==== Record list

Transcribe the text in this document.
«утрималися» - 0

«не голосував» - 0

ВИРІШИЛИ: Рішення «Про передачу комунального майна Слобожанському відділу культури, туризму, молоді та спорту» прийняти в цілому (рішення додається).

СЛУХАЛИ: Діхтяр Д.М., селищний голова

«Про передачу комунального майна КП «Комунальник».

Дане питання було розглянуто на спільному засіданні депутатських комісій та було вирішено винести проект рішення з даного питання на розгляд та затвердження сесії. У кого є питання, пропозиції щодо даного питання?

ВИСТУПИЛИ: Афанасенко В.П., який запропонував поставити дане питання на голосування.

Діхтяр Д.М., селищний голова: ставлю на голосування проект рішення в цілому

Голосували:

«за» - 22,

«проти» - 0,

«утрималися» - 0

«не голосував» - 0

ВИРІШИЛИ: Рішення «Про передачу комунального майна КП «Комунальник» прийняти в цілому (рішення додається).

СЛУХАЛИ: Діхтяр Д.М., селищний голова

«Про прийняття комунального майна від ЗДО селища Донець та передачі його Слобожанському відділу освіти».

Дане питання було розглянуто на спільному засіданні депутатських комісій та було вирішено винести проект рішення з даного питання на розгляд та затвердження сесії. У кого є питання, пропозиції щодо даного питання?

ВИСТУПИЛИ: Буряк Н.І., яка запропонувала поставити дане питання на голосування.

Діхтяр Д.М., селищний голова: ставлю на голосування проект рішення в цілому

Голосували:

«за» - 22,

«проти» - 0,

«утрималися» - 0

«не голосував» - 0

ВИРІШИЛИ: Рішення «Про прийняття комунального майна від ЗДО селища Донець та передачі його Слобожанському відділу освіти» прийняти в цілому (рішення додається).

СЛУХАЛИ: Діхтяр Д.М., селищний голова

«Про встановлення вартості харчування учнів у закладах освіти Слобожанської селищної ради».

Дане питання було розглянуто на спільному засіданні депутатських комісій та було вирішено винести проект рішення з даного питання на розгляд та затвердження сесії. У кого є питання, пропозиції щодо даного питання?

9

========

■ Written request: Write down every line of the data exactly as it appears above.

■ The solution:
Transcribe the text in this document.
«утрималися» - 0

«не голосував» - 0

ВИРІШИЛИ: Рішення «Про передачу комунального майна Слобожанському відділу культури, туризму, молоді та спорту» прийняти в цілому (рішення додається).

СЛУХАЛИ: Діхтяр Д.М., селищний голова

«Про передачу комунального майна КП «Комунальник».

Дане питання було розглянуто на спільному засіданні депутатських комісій та було вирішено винести проект рішення з даного питання на розгляд та затвердження сесії. У кого є питання, пропозиції щодо даного питання?

ВИСТУПИЛИ: Афанасенко В.П., який запропонував поставити дане питання на голосування.

Діхтяр Д.М., селищний голова: ставлю на голосування проект рішення в цілому

Голосували:

«за» - 22,

«проти» - 0,

«утрималися» - 0

«не голосував» - 0

ВИРІШИЛИ: Рішення «Про передачу комунального майна КП «Комунальник» прийняти в цілому (рішення додається).

СЛУХАЛИ: Діхтяр Д.М., селищний голова

«Про прийняття комунального майна від ЗДО селища Донець та передачі його Слобожанському відділу освіти».

Дане питання було розглянуто на спільному засіданні депутатських комісій та було вирішено винести проект рішення з даного питання на розгляд та затвердження сесії. У кого є питання, пропозиції щодо даного питання?

ВИСТУПИЛИ: Буряк Н.І., яка запропонувала поставити дане питання на голосування.

Діхтяр Д.М., селищний голова: ставлю на голосування проект рішення в цілому

Голосували:

«за» - 22,

«проти» - 0,

«утрималися» - 0

«не голосував» - 0

ВИРІШИЛИ: Рішення «Про прийняття комунального майна від ЗДО селища Донець та передачі його Слобожанському відділу освіти» прийняти в цілому (рішення додається).

СЛУХАЛИ: Діхтяр Д.М., селищний голова

«Про встановлення вартості харчування учнів у закладах освіти Слобожанської селищної ради».

Дане питання було розглянуто на спільному засіданні депутатських комісій та було вирішено винести проект рішення з даного питання на розгляд та затвердження сесії. У кого є питання, пропозиції щодо даного питання?

9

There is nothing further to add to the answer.